Your objective — From the entries below, extract every line that includes the word "Spiral".

The data —
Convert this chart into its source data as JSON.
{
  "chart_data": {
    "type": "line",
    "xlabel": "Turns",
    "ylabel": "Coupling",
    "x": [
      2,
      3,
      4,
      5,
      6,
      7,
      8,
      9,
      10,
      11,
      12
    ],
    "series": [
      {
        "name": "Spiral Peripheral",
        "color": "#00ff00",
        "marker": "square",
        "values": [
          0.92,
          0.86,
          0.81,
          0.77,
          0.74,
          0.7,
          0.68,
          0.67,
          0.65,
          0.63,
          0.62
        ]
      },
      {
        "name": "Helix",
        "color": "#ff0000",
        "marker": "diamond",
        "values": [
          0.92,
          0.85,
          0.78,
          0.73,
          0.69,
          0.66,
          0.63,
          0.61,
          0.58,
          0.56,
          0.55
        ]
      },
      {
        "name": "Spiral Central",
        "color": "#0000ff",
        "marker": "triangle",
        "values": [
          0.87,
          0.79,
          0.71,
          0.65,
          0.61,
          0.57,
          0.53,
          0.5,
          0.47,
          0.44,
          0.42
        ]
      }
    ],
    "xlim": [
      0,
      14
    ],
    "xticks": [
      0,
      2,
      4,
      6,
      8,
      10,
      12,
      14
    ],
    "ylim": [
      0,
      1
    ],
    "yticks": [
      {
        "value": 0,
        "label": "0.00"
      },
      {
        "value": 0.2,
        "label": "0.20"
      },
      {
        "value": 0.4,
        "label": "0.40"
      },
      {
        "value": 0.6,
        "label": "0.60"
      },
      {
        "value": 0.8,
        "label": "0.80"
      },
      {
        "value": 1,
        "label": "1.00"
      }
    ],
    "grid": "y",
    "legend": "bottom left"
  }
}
---
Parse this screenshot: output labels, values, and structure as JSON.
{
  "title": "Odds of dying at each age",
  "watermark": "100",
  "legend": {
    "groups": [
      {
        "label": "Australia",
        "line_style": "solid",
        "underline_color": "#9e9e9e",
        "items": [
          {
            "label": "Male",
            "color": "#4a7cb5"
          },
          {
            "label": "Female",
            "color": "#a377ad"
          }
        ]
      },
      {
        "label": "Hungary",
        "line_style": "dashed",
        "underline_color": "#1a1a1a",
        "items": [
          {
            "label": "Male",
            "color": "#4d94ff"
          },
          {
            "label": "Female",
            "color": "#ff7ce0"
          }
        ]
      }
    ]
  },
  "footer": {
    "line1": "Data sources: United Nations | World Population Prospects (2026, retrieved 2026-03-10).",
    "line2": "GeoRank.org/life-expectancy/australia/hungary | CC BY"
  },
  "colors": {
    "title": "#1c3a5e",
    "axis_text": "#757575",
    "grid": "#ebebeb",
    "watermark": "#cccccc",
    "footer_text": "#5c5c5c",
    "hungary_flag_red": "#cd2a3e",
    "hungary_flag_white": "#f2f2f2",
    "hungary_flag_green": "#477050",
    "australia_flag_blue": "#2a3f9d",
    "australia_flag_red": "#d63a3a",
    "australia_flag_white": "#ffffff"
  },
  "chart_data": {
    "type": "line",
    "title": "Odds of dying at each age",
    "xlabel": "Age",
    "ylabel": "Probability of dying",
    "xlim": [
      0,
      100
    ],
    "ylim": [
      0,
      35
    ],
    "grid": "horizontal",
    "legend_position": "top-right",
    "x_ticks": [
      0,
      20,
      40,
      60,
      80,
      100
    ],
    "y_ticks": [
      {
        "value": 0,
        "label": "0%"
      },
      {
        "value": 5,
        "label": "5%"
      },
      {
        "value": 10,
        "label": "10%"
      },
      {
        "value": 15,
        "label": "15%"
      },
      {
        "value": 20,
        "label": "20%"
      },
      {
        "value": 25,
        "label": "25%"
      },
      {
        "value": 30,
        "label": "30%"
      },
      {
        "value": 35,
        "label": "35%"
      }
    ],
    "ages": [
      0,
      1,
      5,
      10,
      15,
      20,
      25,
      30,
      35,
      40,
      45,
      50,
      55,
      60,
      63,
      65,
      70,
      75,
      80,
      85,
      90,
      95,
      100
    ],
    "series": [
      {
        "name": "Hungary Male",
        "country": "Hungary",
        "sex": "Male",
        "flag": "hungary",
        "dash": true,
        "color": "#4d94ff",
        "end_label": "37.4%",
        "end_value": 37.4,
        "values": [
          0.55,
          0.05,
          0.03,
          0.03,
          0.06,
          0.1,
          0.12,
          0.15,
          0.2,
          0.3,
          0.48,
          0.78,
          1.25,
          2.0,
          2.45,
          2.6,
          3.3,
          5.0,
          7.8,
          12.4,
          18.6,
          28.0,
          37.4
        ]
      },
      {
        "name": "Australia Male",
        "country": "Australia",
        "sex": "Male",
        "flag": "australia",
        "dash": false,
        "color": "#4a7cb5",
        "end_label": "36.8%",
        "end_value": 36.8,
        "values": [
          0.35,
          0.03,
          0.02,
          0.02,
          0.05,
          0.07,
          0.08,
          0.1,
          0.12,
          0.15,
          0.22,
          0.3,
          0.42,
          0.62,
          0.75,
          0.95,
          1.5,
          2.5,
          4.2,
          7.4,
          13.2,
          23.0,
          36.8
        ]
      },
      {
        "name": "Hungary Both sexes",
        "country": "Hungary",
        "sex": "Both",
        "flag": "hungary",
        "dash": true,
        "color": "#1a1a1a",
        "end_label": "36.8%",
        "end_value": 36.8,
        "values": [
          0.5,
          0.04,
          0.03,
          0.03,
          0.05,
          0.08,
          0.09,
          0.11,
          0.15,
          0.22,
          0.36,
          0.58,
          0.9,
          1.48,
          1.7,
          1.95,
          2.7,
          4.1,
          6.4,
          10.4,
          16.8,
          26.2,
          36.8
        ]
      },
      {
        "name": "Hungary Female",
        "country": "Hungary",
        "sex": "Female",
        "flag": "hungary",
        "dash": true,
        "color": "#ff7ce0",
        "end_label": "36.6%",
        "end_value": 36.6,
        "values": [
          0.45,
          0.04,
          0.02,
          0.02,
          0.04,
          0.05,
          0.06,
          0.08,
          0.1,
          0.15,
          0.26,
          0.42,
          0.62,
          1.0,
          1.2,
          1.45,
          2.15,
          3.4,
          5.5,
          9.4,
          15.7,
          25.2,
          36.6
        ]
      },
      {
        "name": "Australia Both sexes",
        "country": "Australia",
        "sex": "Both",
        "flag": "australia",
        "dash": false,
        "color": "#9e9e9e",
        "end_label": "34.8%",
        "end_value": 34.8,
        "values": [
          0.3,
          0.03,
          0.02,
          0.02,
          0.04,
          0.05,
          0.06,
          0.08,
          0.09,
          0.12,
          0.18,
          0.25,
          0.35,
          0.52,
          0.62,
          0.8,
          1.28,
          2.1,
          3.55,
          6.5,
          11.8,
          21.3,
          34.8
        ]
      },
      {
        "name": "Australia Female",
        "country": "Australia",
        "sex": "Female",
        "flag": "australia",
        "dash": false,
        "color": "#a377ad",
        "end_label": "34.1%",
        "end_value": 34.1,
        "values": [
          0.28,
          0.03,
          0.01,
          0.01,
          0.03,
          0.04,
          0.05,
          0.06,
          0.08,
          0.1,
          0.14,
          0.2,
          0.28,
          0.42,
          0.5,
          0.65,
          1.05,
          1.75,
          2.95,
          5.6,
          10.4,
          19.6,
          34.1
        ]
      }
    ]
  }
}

The response —
        "name": "Spiral Peripheral",
        "name": "Spiral Central",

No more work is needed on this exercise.